* Begin RECORDS SHOWN *
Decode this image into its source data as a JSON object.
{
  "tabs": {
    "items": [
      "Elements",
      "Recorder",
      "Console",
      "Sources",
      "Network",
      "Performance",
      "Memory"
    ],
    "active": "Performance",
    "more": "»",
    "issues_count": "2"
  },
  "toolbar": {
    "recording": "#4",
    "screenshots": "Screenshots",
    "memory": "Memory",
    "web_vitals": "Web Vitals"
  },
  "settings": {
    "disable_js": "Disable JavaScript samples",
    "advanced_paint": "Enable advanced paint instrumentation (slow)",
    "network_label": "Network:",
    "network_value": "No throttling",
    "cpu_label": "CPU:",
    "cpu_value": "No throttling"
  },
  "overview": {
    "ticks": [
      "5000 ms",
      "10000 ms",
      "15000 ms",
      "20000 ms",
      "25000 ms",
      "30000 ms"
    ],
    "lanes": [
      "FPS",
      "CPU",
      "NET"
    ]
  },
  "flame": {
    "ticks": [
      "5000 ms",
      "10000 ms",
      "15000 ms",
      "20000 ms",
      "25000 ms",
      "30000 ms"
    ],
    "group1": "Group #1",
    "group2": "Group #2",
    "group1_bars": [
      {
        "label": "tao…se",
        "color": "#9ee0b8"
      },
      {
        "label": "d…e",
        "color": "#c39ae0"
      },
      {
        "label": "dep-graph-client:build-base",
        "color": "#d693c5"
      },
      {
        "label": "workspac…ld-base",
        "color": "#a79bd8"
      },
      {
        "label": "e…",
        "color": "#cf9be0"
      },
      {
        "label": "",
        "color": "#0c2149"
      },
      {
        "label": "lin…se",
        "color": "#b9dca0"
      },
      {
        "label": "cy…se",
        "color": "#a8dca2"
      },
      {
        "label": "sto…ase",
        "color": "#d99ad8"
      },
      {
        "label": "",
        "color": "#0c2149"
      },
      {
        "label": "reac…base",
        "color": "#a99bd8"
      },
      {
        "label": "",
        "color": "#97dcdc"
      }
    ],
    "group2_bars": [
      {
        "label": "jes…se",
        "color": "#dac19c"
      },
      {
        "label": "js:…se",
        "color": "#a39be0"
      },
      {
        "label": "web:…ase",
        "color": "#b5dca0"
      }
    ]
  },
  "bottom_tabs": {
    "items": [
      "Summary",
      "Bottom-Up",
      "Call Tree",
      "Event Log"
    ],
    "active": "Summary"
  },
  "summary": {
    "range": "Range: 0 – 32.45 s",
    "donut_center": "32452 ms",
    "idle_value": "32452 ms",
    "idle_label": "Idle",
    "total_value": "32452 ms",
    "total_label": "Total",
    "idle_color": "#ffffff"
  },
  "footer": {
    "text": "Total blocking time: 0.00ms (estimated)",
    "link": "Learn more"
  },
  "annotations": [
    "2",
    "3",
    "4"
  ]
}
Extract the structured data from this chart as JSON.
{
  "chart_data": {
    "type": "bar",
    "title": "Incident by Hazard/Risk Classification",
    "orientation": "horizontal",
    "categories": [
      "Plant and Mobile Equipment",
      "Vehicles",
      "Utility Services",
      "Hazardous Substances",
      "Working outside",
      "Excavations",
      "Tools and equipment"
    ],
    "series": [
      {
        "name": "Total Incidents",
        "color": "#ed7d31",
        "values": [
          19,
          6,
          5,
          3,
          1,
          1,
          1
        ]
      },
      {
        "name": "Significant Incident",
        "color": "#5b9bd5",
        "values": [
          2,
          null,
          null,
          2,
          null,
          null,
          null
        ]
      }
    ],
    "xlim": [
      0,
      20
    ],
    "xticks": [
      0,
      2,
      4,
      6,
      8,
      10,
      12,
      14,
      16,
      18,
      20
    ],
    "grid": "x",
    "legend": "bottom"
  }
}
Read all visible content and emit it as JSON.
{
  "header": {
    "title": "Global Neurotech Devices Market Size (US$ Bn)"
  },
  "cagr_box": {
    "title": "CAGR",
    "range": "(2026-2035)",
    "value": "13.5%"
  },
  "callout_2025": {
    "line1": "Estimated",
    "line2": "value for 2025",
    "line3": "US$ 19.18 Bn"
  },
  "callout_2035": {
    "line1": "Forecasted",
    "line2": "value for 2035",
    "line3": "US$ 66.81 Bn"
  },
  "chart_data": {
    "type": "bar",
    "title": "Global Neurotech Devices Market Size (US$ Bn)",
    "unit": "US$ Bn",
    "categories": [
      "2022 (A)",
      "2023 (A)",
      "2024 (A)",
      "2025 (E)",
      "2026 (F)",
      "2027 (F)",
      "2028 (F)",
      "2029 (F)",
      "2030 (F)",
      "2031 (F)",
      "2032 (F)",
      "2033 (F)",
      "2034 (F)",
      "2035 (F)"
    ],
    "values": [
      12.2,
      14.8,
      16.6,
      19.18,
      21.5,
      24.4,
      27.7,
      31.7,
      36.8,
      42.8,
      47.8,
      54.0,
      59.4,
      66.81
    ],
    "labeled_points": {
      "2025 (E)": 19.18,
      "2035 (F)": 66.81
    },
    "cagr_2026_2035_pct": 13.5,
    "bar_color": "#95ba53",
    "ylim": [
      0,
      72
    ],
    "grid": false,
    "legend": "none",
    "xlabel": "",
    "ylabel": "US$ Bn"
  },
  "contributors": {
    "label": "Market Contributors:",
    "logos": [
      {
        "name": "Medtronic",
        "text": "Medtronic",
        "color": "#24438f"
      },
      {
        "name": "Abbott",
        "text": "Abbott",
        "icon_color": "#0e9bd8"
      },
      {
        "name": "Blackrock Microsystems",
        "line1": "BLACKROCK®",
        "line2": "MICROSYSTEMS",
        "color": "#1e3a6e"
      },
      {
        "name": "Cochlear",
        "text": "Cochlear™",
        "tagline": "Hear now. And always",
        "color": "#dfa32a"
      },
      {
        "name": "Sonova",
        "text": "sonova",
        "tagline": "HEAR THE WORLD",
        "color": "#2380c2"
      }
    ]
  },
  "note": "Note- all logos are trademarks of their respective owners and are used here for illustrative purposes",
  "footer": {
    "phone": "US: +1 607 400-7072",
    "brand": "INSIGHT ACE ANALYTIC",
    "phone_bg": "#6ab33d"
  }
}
* End RECORDS SHOWN *
Copy out each line that contains the word "JSON".

RESPONSE TO THIS TASK:
Decode this image into its source data as a JSON object.
Extract the structured data from this chart as JSON.
Read all visible content and emit it as JSON.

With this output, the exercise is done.